Entries from a page text dataset
--- START ---

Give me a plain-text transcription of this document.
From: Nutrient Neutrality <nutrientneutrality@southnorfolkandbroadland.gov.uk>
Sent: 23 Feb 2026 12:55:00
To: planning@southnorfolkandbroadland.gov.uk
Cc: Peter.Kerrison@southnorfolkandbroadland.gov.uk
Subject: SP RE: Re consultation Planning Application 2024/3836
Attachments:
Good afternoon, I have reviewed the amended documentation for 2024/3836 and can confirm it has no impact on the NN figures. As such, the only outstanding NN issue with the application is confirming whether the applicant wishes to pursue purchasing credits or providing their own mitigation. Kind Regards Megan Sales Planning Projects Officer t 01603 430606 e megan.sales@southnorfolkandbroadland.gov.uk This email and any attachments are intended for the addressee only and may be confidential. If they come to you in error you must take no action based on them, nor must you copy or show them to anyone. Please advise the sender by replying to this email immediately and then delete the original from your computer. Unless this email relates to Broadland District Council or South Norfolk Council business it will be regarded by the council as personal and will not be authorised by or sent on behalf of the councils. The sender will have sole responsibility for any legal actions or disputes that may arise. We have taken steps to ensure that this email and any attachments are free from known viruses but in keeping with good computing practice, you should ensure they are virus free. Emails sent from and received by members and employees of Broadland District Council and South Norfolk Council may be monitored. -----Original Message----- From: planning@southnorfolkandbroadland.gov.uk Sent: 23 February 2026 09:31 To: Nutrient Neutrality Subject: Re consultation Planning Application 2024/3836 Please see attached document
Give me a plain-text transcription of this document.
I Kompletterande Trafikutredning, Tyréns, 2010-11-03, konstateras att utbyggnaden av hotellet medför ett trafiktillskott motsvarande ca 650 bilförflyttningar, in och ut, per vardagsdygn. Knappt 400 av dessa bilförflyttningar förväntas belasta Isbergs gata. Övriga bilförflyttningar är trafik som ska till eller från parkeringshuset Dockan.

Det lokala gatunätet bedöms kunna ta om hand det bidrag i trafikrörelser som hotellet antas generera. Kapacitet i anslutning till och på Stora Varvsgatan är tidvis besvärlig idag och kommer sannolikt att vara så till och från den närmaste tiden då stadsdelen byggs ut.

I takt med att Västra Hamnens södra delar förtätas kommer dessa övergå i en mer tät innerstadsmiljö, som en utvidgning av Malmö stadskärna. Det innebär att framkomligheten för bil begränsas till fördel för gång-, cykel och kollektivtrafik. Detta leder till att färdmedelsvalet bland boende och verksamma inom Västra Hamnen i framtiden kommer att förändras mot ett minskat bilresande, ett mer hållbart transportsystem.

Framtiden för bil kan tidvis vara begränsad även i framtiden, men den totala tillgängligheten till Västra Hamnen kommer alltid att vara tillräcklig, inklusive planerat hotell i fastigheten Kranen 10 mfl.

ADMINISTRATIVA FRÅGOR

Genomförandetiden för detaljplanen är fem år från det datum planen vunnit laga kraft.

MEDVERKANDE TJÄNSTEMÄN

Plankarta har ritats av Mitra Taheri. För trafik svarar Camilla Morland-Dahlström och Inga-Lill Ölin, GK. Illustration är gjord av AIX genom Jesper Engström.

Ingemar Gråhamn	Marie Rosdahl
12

--- END ---

DIRECTIONS
Filter the records above for lines with "till".

ANSWER SECTION
I Kompletterande Trafikutredning, Tyréns, 2010-11-03, konstateras att utbyggnaden av hotellet medför ett trafiktillskott motsvarande ca 650 bilförflyttningar, in och ut, per vardagsdygn. Knappt 400 av dessa bilförflyttningar förväntas belasta Isbergs gata. Övriga bilförflyttningar är trafik som ska till eller från parkeringshuset Dockan.
Det lokala gatunätet bedöms kunna ta om hand det bidrag i trafikrörelser som hotellet antas generera. Kapacitet i anslutning till och på Stora Varvsgatan är tidvis besvärlig idag och kommer sannolikt att vara så till och från den närmaste tiden då stadsdelen byggs ut.
I takt med att Västra Hamnens södra delar förtätas kommer dessa övergå i en mer tät innerstadsmiljö, som en utvidgning av Malmö stadskärna. Det innebär att framkomligheten för bil begränsas till fördel för gång-, cykel och kollektivtrafik. Detta leder till att färdmedelsvalet bland boende och verksamma inom Västra Hamnen i framtiden kommer att förändras mot ett minskat bilresande, ett mer hållbart transportsystem.
Framtiden för bil kan tidvis vara begränsad även i framtiden, men den totala tillgängligheten till Västra Hamnen kommer alltid att vara tillräcklig, inklusive planerat hotell i fastigheten Kranen 10 mfl.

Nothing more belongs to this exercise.